## Challenge
Where a line holds "пособия", copy it.
-=-=-
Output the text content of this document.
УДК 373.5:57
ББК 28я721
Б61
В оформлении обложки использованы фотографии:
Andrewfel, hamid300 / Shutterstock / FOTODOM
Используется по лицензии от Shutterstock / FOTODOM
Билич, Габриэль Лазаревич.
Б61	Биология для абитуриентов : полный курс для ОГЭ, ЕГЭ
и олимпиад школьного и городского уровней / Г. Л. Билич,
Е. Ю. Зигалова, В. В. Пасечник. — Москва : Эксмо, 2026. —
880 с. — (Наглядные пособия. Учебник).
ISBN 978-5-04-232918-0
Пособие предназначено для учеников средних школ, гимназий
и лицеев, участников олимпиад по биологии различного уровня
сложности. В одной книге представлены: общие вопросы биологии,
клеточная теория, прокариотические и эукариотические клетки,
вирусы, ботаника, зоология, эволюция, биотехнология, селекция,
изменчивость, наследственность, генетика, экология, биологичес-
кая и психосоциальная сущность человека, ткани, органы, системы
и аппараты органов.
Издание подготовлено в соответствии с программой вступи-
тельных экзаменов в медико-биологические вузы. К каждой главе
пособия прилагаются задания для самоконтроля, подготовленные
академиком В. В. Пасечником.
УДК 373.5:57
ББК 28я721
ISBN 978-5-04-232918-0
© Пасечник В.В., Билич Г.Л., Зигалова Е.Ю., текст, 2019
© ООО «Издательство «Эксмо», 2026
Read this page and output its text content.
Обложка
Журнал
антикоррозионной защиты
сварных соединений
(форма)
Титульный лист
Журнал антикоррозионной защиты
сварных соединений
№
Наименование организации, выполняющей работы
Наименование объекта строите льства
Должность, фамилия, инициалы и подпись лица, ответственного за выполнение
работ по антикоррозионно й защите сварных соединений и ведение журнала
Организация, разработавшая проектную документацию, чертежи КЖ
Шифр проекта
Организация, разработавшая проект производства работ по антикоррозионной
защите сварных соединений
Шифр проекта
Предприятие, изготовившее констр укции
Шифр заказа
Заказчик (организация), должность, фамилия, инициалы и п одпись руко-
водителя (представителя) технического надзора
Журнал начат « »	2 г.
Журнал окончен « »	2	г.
-=-=-
## Reply
880 с. — (Наглядные пособия. Учебник).
пособия прилагаются задания для самоконтроля, подготовленные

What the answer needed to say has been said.